### WHAT TO DO:
Search the listing below for "بمخاطب". Copy each matching line.

### GIVEN DATA:
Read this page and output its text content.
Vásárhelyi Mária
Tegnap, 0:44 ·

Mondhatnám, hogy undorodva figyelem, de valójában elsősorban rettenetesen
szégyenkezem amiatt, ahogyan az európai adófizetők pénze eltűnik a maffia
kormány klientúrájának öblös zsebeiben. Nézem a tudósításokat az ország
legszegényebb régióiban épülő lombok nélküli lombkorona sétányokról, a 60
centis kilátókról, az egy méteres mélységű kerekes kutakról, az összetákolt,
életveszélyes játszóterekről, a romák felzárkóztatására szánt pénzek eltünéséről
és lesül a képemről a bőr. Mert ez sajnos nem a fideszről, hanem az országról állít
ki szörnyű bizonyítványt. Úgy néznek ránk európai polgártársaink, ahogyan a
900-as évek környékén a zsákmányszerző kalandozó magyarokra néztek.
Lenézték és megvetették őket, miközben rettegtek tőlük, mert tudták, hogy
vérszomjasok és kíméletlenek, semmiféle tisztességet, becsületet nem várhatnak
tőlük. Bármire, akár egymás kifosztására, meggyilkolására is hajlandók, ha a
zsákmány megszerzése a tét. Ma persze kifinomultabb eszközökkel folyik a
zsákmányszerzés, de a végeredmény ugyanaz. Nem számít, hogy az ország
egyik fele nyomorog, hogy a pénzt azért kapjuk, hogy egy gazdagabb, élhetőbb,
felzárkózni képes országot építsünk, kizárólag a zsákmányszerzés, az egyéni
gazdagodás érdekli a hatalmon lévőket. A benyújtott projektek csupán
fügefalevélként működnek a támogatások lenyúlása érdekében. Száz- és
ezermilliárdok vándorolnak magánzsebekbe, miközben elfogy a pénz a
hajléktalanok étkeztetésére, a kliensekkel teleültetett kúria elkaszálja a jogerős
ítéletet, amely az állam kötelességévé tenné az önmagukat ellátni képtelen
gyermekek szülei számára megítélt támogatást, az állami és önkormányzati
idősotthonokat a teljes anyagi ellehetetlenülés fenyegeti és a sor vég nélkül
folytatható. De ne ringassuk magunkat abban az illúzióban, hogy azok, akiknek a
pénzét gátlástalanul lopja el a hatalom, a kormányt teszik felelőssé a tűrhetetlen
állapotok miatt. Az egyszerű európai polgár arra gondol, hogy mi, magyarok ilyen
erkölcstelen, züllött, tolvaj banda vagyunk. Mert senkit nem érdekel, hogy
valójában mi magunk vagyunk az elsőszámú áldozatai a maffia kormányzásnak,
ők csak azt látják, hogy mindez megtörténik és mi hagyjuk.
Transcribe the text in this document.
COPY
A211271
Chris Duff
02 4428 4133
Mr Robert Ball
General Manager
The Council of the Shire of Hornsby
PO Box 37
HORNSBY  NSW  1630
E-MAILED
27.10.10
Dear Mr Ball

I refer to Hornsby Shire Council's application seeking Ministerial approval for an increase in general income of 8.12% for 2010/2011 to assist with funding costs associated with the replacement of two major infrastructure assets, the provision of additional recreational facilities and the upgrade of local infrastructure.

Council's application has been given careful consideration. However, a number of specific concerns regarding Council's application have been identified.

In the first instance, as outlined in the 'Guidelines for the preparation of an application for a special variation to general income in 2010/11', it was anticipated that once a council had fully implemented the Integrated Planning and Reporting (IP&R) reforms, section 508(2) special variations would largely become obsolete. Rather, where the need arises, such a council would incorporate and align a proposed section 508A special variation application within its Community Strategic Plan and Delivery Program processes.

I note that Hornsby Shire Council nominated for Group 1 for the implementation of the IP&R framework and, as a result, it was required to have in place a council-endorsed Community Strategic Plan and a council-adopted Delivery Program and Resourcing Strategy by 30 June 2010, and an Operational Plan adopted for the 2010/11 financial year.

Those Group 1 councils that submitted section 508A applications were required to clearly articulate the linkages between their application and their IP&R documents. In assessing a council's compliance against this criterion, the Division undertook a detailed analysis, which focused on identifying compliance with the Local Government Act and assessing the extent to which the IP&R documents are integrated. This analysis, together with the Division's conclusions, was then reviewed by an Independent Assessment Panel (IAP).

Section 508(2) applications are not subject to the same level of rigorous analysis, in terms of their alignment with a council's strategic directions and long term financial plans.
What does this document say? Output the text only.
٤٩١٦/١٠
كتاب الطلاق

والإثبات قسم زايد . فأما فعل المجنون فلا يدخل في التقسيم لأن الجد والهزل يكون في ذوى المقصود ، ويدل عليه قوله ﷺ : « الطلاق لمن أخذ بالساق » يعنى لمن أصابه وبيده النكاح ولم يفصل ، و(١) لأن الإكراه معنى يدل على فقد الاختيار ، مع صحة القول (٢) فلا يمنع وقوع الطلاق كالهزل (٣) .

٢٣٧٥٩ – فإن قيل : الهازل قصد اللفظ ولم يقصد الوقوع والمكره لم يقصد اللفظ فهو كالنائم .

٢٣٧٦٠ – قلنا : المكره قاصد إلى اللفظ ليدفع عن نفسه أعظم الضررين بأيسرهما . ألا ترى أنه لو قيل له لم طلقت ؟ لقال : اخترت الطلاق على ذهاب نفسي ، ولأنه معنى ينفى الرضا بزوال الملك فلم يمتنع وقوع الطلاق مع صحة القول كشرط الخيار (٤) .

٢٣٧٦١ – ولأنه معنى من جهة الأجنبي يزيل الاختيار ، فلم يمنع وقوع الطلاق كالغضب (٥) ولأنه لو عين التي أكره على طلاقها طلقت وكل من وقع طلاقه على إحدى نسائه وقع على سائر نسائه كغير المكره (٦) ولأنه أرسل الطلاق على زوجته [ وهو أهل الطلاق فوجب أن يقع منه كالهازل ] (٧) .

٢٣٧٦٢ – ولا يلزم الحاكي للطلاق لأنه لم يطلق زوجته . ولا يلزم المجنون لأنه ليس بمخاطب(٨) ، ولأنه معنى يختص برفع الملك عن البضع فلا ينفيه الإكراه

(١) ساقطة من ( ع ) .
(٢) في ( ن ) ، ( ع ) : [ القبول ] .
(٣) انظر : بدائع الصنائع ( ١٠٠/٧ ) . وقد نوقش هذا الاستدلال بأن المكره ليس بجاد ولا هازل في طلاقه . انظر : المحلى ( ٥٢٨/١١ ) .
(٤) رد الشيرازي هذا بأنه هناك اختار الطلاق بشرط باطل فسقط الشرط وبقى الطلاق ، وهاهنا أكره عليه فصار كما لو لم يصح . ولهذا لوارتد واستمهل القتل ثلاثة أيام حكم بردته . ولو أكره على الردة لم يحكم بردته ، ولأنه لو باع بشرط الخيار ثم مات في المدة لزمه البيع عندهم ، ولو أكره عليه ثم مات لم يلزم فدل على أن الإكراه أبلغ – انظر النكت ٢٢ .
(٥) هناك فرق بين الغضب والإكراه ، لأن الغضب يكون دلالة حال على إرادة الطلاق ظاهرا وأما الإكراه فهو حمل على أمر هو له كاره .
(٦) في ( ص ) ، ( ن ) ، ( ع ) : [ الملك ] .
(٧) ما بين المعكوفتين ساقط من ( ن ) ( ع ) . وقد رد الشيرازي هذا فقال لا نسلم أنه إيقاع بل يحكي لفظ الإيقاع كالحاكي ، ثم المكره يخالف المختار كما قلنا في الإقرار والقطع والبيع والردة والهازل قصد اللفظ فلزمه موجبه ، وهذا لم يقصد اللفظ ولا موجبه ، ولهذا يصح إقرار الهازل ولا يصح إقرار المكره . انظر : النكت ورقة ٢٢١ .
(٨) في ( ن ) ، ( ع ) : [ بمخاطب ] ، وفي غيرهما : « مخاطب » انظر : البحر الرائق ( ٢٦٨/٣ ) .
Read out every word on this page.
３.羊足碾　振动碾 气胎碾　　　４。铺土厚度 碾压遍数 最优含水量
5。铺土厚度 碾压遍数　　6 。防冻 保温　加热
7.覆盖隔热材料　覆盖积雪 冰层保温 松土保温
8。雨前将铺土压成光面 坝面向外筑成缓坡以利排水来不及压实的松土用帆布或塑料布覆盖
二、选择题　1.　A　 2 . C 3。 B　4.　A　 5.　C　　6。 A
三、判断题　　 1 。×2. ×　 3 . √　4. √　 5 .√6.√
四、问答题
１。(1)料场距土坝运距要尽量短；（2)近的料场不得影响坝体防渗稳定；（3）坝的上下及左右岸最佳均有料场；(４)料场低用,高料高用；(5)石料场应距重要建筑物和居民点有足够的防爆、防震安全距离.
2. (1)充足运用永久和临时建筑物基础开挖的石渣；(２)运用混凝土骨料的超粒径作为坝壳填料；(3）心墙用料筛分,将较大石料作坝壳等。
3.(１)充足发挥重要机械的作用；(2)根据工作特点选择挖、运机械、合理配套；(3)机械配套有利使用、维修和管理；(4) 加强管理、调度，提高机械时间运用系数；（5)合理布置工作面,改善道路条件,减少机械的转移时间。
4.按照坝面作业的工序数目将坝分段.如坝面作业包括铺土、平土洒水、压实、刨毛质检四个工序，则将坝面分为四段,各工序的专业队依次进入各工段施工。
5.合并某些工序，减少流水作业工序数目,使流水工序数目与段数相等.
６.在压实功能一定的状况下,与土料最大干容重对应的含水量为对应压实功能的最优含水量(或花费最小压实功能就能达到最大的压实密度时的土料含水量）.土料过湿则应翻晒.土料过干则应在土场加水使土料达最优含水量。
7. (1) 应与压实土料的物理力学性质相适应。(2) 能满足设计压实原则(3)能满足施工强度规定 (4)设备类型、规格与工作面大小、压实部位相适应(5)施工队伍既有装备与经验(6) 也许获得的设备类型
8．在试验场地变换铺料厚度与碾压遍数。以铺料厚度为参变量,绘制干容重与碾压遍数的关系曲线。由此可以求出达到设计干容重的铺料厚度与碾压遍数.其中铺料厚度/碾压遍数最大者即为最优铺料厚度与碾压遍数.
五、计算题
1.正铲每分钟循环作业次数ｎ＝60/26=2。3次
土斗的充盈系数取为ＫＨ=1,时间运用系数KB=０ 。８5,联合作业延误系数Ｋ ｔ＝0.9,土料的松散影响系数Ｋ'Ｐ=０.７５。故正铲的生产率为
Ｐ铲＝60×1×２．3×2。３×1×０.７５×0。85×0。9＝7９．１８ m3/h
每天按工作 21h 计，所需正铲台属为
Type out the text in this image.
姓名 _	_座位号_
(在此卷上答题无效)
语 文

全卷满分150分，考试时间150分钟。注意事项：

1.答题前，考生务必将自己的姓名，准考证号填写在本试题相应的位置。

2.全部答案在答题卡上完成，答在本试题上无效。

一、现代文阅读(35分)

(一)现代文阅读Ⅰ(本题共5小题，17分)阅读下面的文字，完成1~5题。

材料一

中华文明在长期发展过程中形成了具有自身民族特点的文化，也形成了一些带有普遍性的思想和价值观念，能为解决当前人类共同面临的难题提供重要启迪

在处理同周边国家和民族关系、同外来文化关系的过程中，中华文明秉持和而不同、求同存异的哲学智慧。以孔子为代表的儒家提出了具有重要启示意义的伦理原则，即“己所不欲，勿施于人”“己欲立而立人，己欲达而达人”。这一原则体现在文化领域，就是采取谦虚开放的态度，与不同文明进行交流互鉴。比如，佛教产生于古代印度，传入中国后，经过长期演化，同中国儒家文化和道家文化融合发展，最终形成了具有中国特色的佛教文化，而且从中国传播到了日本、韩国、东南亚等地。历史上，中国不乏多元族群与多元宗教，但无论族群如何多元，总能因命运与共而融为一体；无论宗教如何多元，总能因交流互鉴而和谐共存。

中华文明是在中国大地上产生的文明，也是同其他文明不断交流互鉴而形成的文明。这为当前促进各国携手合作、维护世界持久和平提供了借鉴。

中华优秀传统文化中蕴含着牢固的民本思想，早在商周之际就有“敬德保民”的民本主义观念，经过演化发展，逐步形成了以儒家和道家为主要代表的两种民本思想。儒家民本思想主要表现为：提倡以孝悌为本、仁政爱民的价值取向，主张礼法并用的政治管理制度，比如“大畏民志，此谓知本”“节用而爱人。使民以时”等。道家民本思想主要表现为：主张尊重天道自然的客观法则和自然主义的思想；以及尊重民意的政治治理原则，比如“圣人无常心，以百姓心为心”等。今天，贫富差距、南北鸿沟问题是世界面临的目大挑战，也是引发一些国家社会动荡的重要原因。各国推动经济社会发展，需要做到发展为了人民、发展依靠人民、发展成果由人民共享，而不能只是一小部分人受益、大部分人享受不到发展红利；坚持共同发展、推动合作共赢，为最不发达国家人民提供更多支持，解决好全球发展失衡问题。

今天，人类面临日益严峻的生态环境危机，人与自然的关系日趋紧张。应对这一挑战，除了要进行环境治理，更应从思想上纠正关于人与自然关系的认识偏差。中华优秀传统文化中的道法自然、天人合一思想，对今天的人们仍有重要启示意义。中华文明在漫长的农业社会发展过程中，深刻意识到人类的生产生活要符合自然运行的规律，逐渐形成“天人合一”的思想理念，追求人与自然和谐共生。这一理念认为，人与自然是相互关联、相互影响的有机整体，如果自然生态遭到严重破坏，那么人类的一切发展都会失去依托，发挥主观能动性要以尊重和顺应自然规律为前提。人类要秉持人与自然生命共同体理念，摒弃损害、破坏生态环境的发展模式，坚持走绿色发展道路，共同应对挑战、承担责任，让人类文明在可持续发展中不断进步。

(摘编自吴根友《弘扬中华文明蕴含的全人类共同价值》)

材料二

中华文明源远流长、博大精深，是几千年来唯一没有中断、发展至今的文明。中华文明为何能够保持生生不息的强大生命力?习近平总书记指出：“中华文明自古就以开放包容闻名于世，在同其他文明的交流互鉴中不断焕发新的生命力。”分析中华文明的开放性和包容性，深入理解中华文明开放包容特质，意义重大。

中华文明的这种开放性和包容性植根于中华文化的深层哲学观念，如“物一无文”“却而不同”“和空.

### OUTPUT OF THE EXERCISE:
٢٣٧٦٢ – ولا يلزم الحاكي للطلاق لأنه لم يطلق زوجته . ولا يلزم المجنون لأنه ليس بمخاطب(٨) ، ولأنه معنى يختص برفع الملك عن البضع فلا ينفيه الإكراه
(٨) في ( ن ) ، ( ع ) : [ بمخاطب ] ، وفي غيرهما : « مخاطب » انظر : البحر الرائق ( ٢٦٨/٣ ) .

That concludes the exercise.